_Aim of the exercise_
Records follow. Select each line holding "Việt".

---- Data to process

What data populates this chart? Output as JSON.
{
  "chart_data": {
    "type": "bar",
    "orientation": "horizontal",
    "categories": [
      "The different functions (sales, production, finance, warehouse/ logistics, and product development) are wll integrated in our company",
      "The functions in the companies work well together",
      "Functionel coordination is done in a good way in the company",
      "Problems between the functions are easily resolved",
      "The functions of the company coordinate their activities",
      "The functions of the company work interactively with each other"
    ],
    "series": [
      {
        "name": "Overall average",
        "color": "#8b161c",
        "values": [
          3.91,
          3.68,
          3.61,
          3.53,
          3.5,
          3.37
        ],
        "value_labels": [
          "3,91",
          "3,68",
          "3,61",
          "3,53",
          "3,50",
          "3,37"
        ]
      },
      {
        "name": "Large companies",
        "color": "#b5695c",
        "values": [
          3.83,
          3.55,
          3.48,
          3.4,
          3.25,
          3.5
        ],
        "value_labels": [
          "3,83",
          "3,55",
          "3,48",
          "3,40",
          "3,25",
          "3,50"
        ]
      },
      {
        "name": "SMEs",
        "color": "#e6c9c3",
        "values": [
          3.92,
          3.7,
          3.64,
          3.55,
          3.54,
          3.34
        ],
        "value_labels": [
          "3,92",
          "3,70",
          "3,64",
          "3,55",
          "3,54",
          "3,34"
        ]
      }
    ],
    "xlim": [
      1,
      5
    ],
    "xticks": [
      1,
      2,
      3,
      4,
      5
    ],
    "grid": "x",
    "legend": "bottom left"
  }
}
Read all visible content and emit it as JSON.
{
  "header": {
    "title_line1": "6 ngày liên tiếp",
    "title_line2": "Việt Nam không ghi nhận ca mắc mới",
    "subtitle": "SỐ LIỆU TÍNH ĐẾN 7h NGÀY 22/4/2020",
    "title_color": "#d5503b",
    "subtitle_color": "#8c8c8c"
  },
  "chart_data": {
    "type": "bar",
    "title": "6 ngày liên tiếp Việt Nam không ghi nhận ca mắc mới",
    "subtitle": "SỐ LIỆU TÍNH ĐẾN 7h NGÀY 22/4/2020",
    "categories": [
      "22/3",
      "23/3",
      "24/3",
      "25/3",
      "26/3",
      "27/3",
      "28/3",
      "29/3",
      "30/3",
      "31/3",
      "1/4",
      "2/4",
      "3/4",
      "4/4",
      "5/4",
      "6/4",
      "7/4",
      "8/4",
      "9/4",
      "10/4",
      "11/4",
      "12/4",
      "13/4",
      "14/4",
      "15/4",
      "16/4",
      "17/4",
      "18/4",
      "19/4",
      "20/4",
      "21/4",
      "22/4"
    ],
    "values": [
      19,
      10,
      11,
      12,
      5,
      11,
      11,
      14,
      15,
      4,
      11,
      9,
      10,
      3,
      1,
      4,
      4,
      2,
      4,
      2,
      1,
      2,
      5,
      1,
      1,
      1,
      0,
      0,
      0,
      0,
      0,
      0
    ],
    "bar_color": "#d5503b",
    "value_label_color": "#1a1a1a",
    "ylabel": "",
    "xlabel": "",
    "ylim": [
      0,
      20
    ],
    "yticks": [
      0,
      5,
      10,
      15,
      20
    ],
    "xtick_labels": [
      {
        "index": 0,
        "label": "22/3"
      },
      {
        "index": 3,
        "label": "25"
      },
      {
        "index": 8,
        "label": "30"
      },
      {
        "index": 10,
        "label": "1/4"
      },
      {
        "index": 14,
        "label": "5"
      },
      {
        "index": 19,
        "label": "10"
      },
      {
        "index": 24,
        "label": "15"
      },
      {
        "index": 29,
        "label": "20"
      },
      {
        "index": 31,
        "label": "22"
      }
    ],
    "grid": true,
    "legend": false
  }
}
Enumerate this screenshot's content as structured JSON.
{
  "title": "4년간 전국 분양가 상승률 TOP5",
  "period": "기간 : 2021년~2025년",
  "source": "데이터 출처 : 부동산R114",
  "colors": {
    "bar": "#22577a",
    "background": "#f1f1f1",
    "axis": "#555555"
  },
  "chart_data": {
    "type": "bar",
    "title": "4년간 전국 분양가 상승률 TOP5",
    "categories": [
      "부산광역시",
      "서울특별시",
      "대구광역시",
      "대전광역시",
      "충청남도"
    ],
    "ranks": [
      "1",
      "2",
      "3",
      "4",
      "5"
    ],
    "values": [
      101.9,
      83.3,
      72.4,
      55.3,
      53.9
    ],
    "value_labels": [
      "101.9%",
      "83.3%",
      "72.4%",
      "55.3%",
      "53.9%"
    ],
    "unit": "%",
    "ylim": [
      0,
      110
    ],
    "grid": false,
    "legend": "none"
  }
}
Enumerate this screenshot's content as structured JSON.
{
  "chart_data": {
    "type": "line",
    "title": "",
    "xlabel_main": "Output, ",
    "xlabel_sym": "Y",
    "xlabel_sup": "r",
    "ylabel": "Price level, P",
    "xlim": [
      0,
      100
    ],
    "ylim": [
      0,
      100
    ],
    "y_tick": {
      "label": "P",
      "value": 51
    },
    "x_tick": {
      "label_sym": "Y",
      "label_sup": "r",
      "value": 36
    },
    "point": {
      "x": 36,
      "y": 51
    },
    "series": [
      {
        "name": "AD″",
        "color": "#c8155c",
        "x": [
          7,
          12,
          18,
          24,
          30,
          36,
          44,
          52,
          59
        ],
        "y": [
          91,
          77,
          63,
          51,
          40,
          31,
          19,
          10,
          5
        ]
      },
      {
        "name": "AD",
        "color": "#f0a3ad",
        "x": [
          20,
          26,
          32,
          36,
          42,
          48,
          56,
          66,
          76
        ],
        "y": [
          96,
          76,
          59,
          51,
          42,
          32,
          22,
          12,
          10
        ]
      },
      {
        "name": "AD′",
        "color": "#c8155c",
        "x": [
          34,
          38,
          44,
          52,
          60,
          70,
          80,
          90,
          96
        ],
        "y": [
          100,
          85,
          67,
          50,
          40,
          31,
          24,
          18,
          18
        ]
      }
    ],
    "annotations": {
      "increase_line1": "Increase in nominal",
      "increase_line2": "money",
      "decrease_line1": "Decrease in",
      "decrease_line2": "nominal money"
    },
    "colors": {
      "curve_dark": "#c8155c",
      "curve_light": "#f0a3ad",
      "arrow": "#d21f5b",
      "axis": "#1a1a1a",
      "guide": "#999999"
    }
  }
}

--------

_Reply to the task_
    "title_line2": "Việt Nam không ghi nhận ca mắc mới",
    "title": "6 ngày liên tiếp Việt Nam không ghi nhận ca mắc mới",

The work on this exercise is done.